-- Excerpted data start --

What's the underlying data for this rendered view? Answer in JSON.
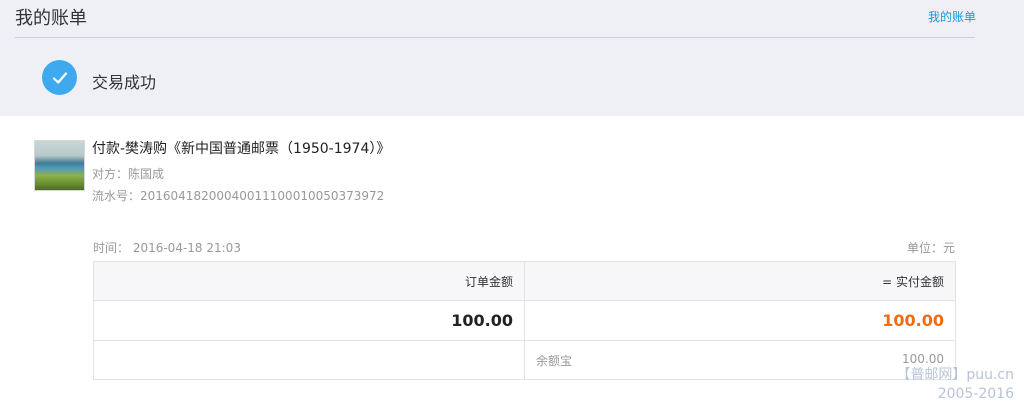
{
  "header": {
    "title": "我的账单",
    "link_label": "我的账单"
  },
  "status": {
    "text": "交易成功",
    "icon": "check-icon"
  },
  "transaction": {
    "title": "付款-樊涛购《新中国普通邮票（1950-1974）》",
    "counterparty": "对方：陈国成",
    "serial": "流水号：20160418200040011100010050373972"
  },
  "details": {
    "time": "时间： 2016-04-18 21:03",
    "unit": "单位：元"
  },
  "amounts": {
    "order_header": "订单金额",
    "paid_header": "= 实付金额",
    "order_value": "100.00",
    "paid_value": "100.00",
    "method_label": "余额宝",
    "method_value": "100.00"
  },
  "watermark": {
    "line1": "【普邮网】puu.cn",
    "line2": "2005-2016"
  },
  "colors": {
    "accent": "#1a98d5",
    "check": "#3fa9f0",
    "paid": "#ef6c15"
  }
}
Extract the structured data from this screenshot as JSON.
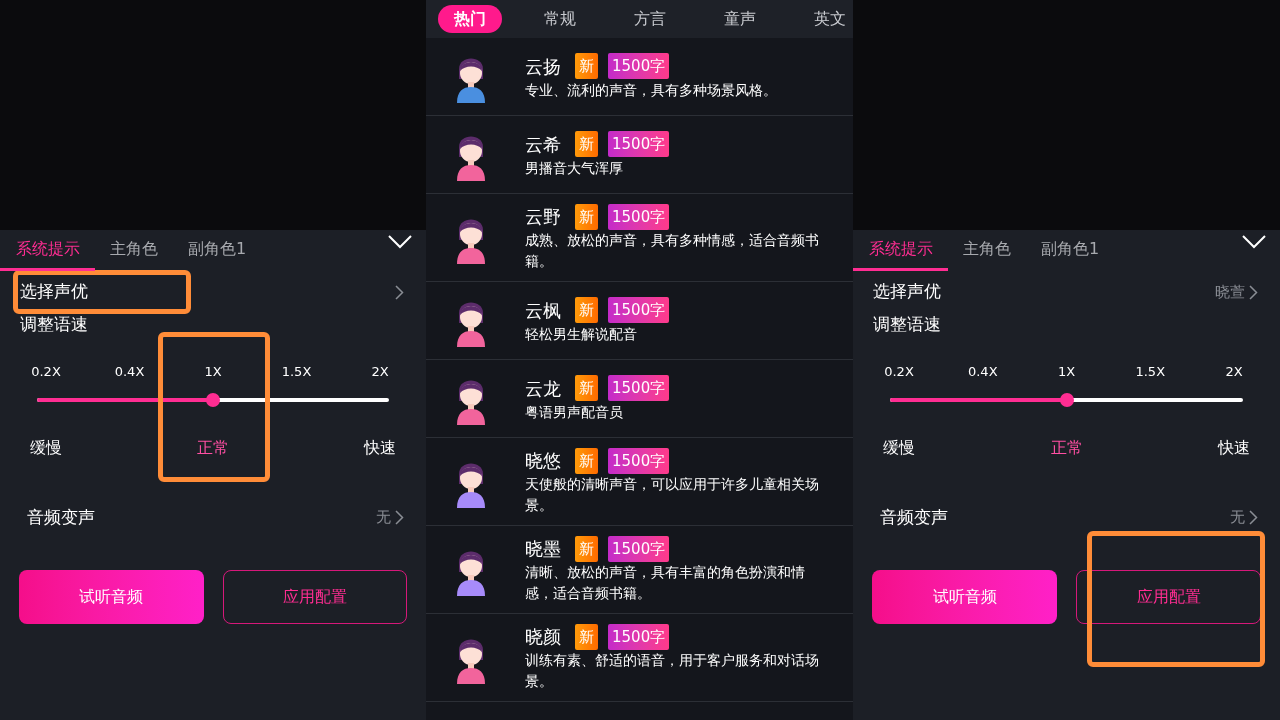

-- Excerpted data end --

--- Task description ---
All of the records above must be copied exactly, except for the pictures.

--- Task output ---
What's the underlying data for this rendered view? Answer in JSON.
{
  "header": {
    "title": "我的账单",
    "link_label": "我的账单"
  },
  "status": {
    "text": "交易成功",
    "icon": "check-icon"
  },
  "transaction": {
    "title": "付款-樊涛购《新中国普通邮票（1950-1974）》",
    "counterparty": "对方：陈国成",
    "serial": "流水号：20160418200040011100010050373972"
  },
  "details": {
    "time": "时间： 2016-04-18 21:03",
    "unit": "单位：元"
  },
  "amounts": {
    "order_header": "订单金额",
    "paid_header": "= 实付金额",
    "order_value": "100.00",
    "paid_value": "100.00",
    "method_label": "余额宝",
    "method_value": "100.00"
  },
  "watermark": {
    "line1": "【普邮网】puu.cn",
    "line2": "2005-2016"
  },
  "colors": {
    "accent": "#1a98d5",
    "check": "#3fa9f0",
    "paid": "#ef6c15"
  }
}
Extract the structured data from this screenshot as JSON.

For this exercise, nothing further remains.